++++ Information given ++++

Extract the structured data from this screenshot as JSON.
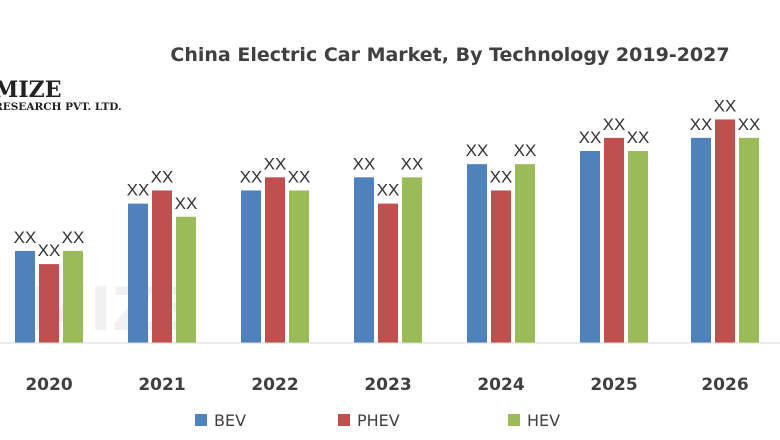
{
  "watermark": {
    "main": "MIZE",
    "sub": "RESEARCH PVT. LTD."
  },
  "chart_data": {
    "type": "bar",
    "title": "China Electric Car Market, By Technology 2019-2027",
    "xlabel": "",
    "ylabel": "",
    "categories": [
      "2020",
      "2021",
      "2022",
      "2023",
      "2024",
      "2025",
      "2026"
    ],
    "ylim": [
      0,
      10
    ],
    "gridlines": false,
    "legend_position": "bottom",
    "series": [
      {
        "name": "BEV",
        "color": "#4f81bd",
        "values": [
          3.5,
          5.3,
          5.8,
          6.3,
          6.8,
          7.3,
          7.8
        ],
        "data_labels": [
          "XX",
          "XX",
          "XX",
          "XX",
          "XX",
          "XX",
          "XX"
        ]
      },
      {
        "name": "PHEV",
        "color": "#c0504d",
        "values": [
          3.0,
          5.8,
          6.3,
          5.3,
          5.8,
          7.8,
          8.5
        ],
        "data_labels": [
          "XX",
          "XX",
          "XX",
          "XX",
          "XX",
          "XX",
          "XX"
        ]
      },
      {
        "name": "HEV",
        "color": "#9bbb59",
        "values": [
          3.5,
          4.8,
          5.8,
          6.3,
          6.8,
          7.3,
          7.8
        ],
        "data_labels": [
          "XX",
          "XX",
          "XX",
          "XX",
          "XX",
          "XX",
          "XX"
        ]
      }
    ]
  }
}
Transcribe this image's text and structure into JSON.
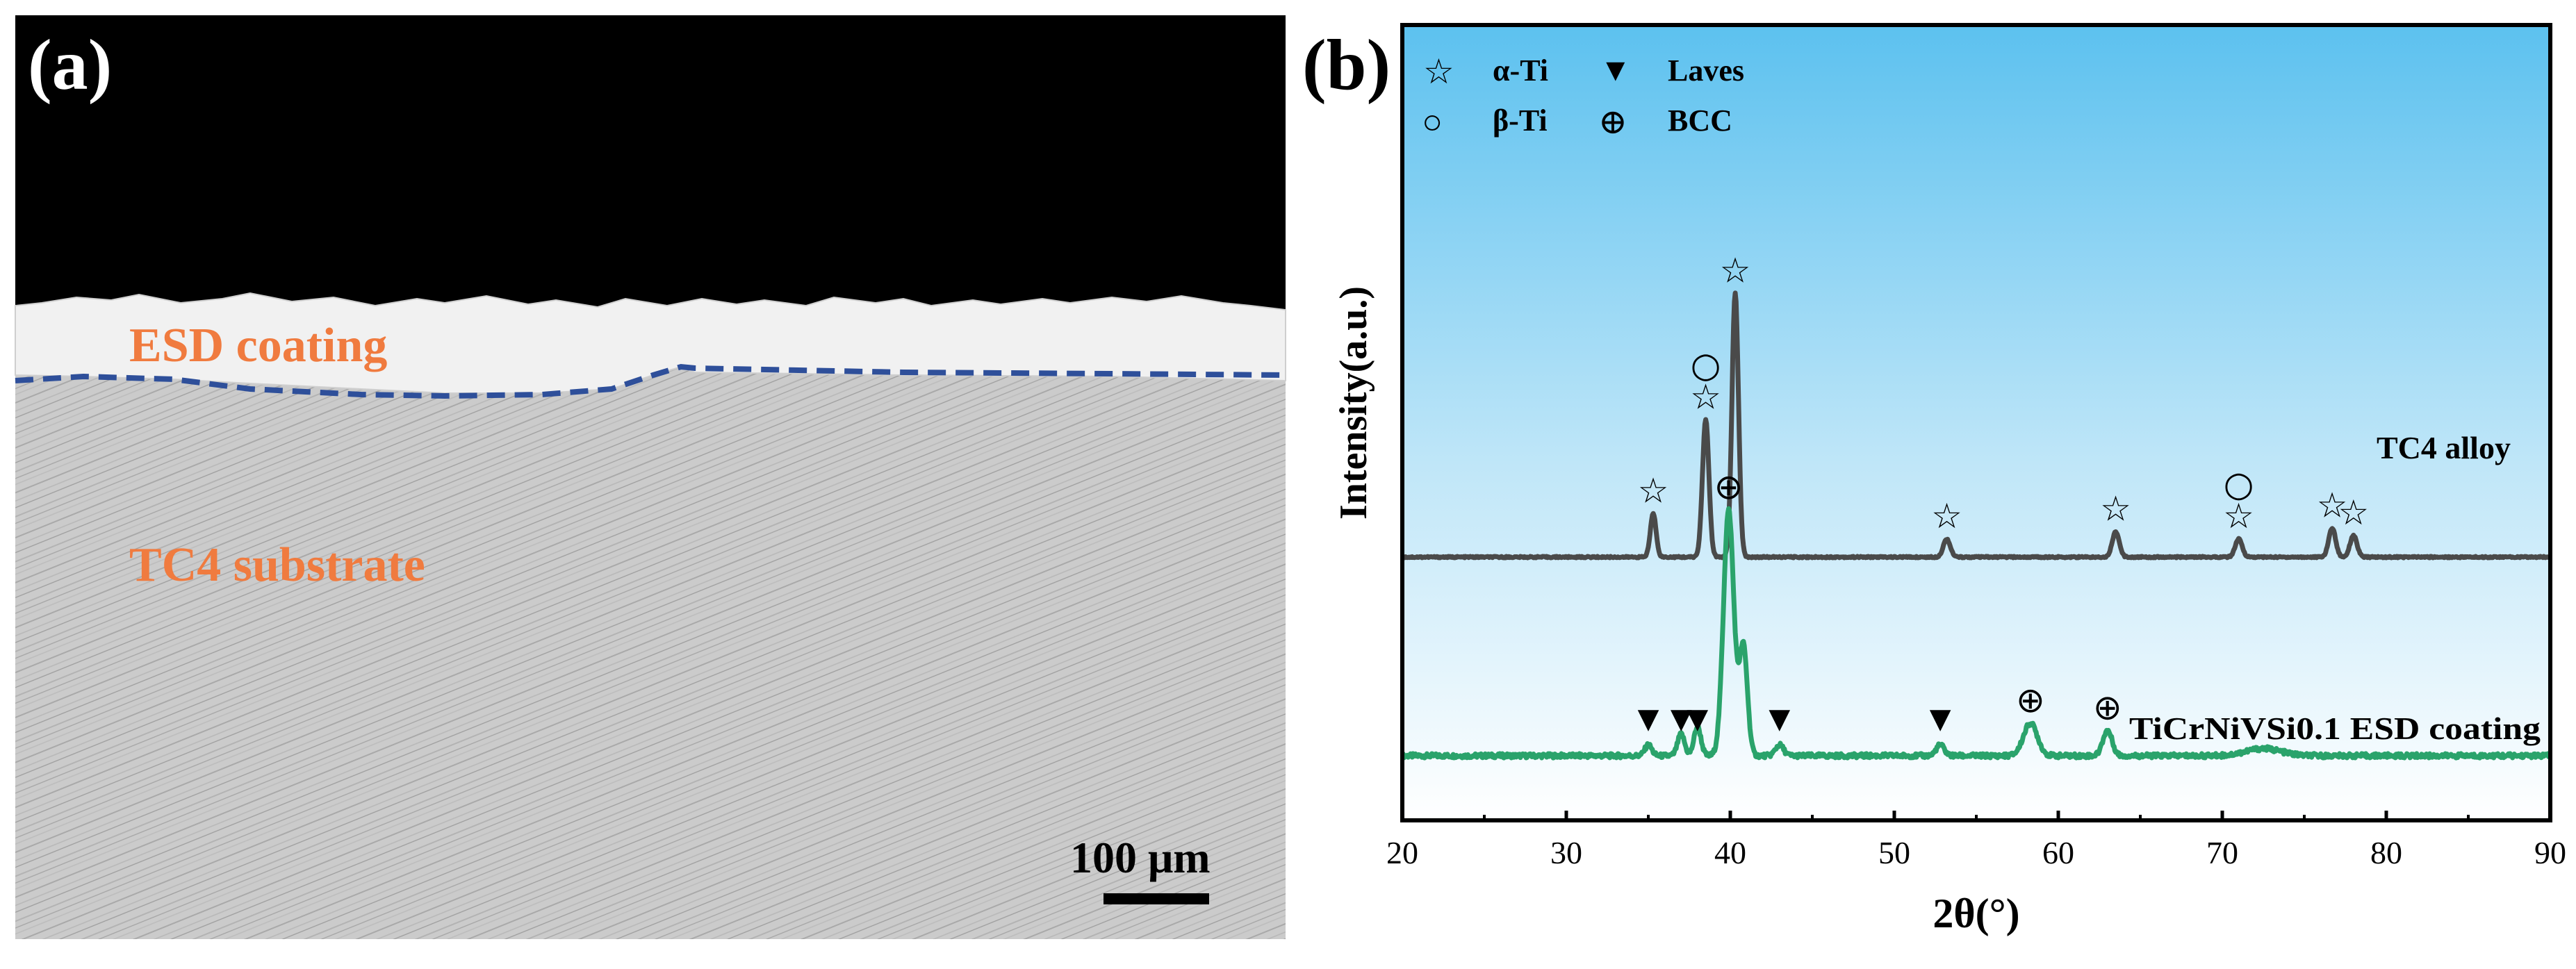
{
  "panel_a": {
    "label": "(a)",
    "coating_label": "ESD coating",
    "substrate_label": "TC4 substrate",
    "scale_bar_label": "100 μm",
    "colors": {
      "label_orange": "#f07b3f",
      "interface_blue": "#2e4f9a",
      "top_black": "#000000",
      "coating_white": "#f2f2f2",
      "substrate_gray": "#c9c9c9"
    }
  },
  "panel_b": {
    "label": "(b)",
    "legend": [
      {
        "symbol": "☆",
        "name": "α-Ti"
      },
      {
        "symbol": "▼",
        "name": "Laves"
      },
      {
        "symbol": "○",
        "name": "β-Ti"
      },
      {
        "symbol": "⊕",
        "name": "BCC"
      }
    ],
    "colors": {
      "tc4": "#4a4a4a",
      "coating": "#2aa36b",
      "bg_top": "#5dc2ef",
      "bg_bottom": "#ffffff"
    }
  },
  "chart_data": {
    "type": "line",
    "title": "",
    "xlabel": "2θ(°)",
    "ylabel": "Intensity(a.u.)",
    "xlim": [
      20,
      90
    ],
    "xticks": [
      20,
      30,
      40,
      50,
      60,
      70,
      80,
      90
    ],
    "yticks": "none (arbitrary units)",
    "series": [
      {
        "name": "TC4 alloy",
        "color": "#4a4a4a",
        "baseline": 0.55,
        "peaks": [
          {
            "x": 35.3,
            "height": 0.12,
            "width": 0.25,
            "marker": "☆"
          },
          {
            "x": 38.5,
            "height": 0.38,
            "width": 0.28,
            "marker": "☆○"
          },
          {
            "x": 40.3,
            "height": 0.73,
            "width": 0.28,
            "marker": "☆"
          },
          {
            "x": 53.2,
            "height": 0.05,
            "width": 0.3,
            "marker": "☆"
          },
          {
            "x": 63.5,
            "height": 0.07,
            "width": 0.3,
            "marker": "☆"
          },
          {
            "x": 71.0,
            "height": 0.05,
            "width": 0.3,
            "marker": "☆○"
          },
          {
            "x": 76.7,
            "height": 0.08,
            "width": 0.3,
            "marker": "☆"
          },
          {
            "x": 78.0,
            "height": 0.06,
            "width": 0.3,
            "marker": "☆"
          }
        ]
      },
      {
        "name": "TiCrNiVSi0.1 ESD coating",
        "color": "#2aa36b",
        "baseline": 0.0,
        "peaks": [
          {
            "x": 35.0,
            "height": 0.03,
            "width": 0.3,
            "marker": "▼"
          },
          {
            "x": 37.0,
            "height": 0.06,
            "width": 0.3,
            "marker": "▼"
          },
          {
            "x": 38.0,
            "height": 0.08,
            "width": 0.3,
            "marker": "▼"
          },
          {
            "x": 39.9,
            "height": 0.68,
            "width": 0.45,
            "marker": "⊕"
          },
          {
            "x": 40.8,
            "height": 0.3,
            "width": 0.35,
            "marker": ""
          },
          {
            "x": 43.0,
            "height": 0.03,
            "width": 0.35,
            "marker": "▼"
          },
          {
            "x": 52.8,
            "height": 0.03,
            "width": 0.35,
            "marker": "▼"
          },
          {
            "x": 58.3,
            "height": 0.09,
            "width": 0.6,
            "marker": "⊕"
          },
          {
            "x": 63.0,
            "height": 0.07,
            "width": 0.4,
            "marker": "⊕"
          },
          {
            "x": 72.5,
            "height": 0.02,
            "width": 1.5,
            "marker": ""
          }
        ]
      }
    ],
    "legend_labels": [
      "TC4 alloy",
      "TiCrNiVSi0.1 ESD coating"
    ]
  }
}
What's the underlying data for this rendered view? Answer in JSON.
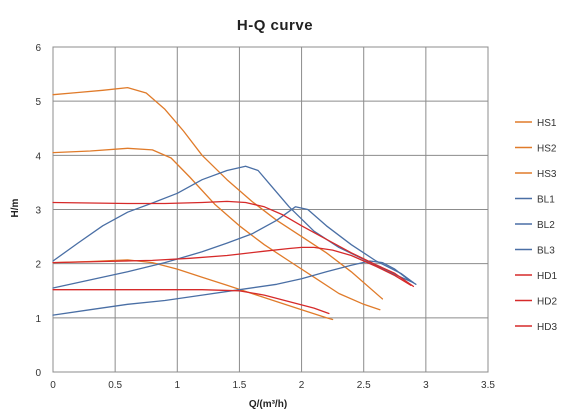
{
  "chart_data": {
    "type": "line",
    "title": "H-Q  curve",
    "xlabel": "Q/(m³/h)",
    "ylabel": "H/m",
    "xlim": [
      0,
      3.5
    ],
    "ylim": [
      0,
      6
    ],
    "x_ticks": [
      0,
      0.5,
      1,
      1.5,
      2,
      2.5,
      3,
      3.5
    ],
    "y_ticks": [
      0,
      1,
      2,
      3,
      4,
      5,
      6
    ],
    "grid": true,
    "legend_position": "right",
    "series": [
      {
        "name": "HS1",
        "color": "#E07B2A",
        "points": [
          [
            0,
            5.12
          ],
          [
            0.2,
            5.16
          ],
          [
            0.4,
            5.2
          ],
          [
            0.6,
            5.25
          ],
          [
            0.75,
            5.15
          ],
          [
            0.9,
            4.85
          ],
          [
            1.05,
            4.45
          ],
          [
            1.2,
            4.0
          ],
          [
            1.4,
            3.55
          ],
          [
            1.6,
            3.15
          ],
          [
            1.8,
            2.8
          ],
          [
            2.0,
            2.5
          ],
          [
            2.2,
            2.2
          ],
          [
            2.4,
            1.85
          ],
          [
            2.65,
            1.35
          ]
        ]
      },
      {
        "name": "HS2",
        "color": "#E07B2A",
        "points": [
          [
            0,
            4.05
          ],
          [
            0.3,
            4.08
          ],
          [
            0.6,
            4.13
          ],
          [
            0.8,
            4.1
          ],
          [
            0.95,
            3.95
          ],
          [
            1.1,
            3.6
          ],
          [
            1.3,
            3.1
          ],
          [
            1.5,
            2.7
          ],
          [
            1.7,
            2.35
          ],
          [
            1.9,
            2.05
          ],
          [
            2.1,
            1.75
          ],
          [
            2.3,
            1.45
          ],
          [
            2.5,
            1.25
          ],
          [
            2.63,
            1.15
          ]
        ]
      },
      {
        "name": "HS3",
        "color": "#E07B2A",
        "points": [
          [
            0,
            2.02
          ],
          [
            0.3,
            2.04
          ],
          [
            0.6,
            2.07
          ],
          [
            0.8,
            2.02
          ],
          [
            1.0,
            1.9
          ],
          [
            1.2,
            1.75
          ],
          [
            1.4,
            1.6
          ],
          [
            1.6,
            1.45
          ],
          [
            1.8,
            1.3
          ],
          [
            2.0,
            1.15
          ],
          [
            2.2,
            1.0
          ],
          [
            2.25,
            0.97
          ]
        ]
      },
      {
        "name": "BL1",
        "color": "#4A6FA5",
        "points": [
          [
            0,
            2.05
          ],
          [
            0.2,
            2.38
          ],
          [
            0.4,
            2.7
          ],
          [
            0.6,
            2.95
          ],
          [
            0.8,
            3.12
          ],
          [
            1.0,
            3.3
          ],
          [
            1.2,
            3.55
          ],
          [
            1.4,
            3.72
          ],
          [
            1.55,
            3.8
          ],
          [
            1.65,
            3.72
          ],
          [
            1.75,
            3.45
          ],
          [
            1.9,
            3.05
          ],
          [
            2.1,
            2.6
          ],
          [
            2.3,
            2.3
          ],
          [
            2.5,
            2.08
          ],
          [
            2.7,
            1.85
          ],
          [
            2.9,
            1.65
          ]
        ]
      },
      {
        "name": "BL2",
        "color": "#4A6FA5",
        "points": [
          [
            0,
            1.55
          ],
          [
            0.3,
            1.7
          ],
          [
            0.6,
            1.85
          ],
          [
            0.9,
            2.02
          ],
          [
            1.2,
            2.22
          ],
          [
            1.4,
            2.38
          ],
          [
            1.6,
            2.55
          ],
          [
            1.8,
            2.8
          ],
          [
            1.95,
            3.05
          ],
          [
            2.05,
            3.0
          ],
          [
            2.2,
            2.7
          ],
          [
            2.4,
            2.35
          ],
          [
            2.6,
            2.05
          ],
          [
            2.8,
            1.82
          ],
          [
            2.9,
            1.65
          ]
        ]
      },
      {
        "name": "BL3",
        "color": "#4A6FA5",
        "points": [
          [
            0,
            1.05
          ],
          [
            0.3,
            1.15
          ],
          [
            0.6,
            1.25
          ],
          [
            0.9,
            1.32
          ],
          [
            1.2,
            1.42
          ],
          [
            1.5,
            1.52
          ],
          [
            1.8,
            1.62
          ],
          [
            2.0,
            1.72
          ],
          [
            2.2,
            1.85
          ],
          [
            2.4,
            1.97
          ],
          [
            2.55,
            2.05
          ],
          [
            2.65,
            2.02
          ],
          [
            2.75,
            1.9
          ],
          [
            2.85,
            1.72
          ],
          [
            2.92,
            1.62
          ]
        ]
      },
      {
        "name": "HD1",
        "color": "#D62A2A",
        "points": [
          [
            0,
            3.13
          ],
          [
            0.3,
            3.12
          ],
          [
            0.6,
            3.11
          ],
          [
            0.9,
            3.11
          ],
          [
            1.2,
            3.13
          ],
          [
            1.4,
            3.15
          ],
          [
            1.55,
            3.13
          ],
          [
            1.7,
            3.05
          ],
          [
            1.85,
            2.9
          ],
          [
            2.0,
            2.7
          ],
          [
            2.2,
            2.45
          ],
          [
            2.4,
            2.2
          ],
          [
            2.6,
            1.98
          ],
          [
            2.75,
            1.82
          ],
          [
            2.9,
            1.58
          ]
        ]
      },
      {
        "name": "HD2",
        "color": "#D62A2A",
        "points": [
          [
            0,
            2.02
          ],
          [
            0.4,
            2.04
          ],
          [
            0.8,
            2.06
          ],
          [
            1.1,
            2.1
          ],
          [
            1.4,
            2.15
          ],
          [
            1.7,
            2.23
          ],
          [
            1.9,
            2.28
          ],
          [
            2.0,
            2.3
          ],
          [
            2.1,
            2.3
          ],
          [
            2.25,
            2.25
          ],
          [
            2.4,
            2.15
          ],
          [
            2.6,
            1.95
          ],
          [
            2.75,
            1.78
          ],
          [
            2.88,
            1.6
          ]
        ]
      },
      {
        "name": "HD3",
        "color": "#D62A2A",
        "points": [
          [
            0,
            1.52
          ],
          [
            0.4,
            1.52
          ],
          [
            0.8,
            1.52
          ],
          [
            1.2,
            1.52
          ],
          [
            1.5,
            1.5
          ],
          [
            1.7,
            1.42
          ],
          [
            1.9,
            1.3
          ],
          [
            2.1,
            1.18
          ],
          [
            2.22,
            1.08
          ]
        ]
      }
    ]
  }
}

++++

What is required
Your task is to pick out every line with the string "title" and copy it.

Completed exercise
    "title": "China Electric Car Market, By Technology 2019-2027",
    "title": "",
    "title": "H-Q  curve",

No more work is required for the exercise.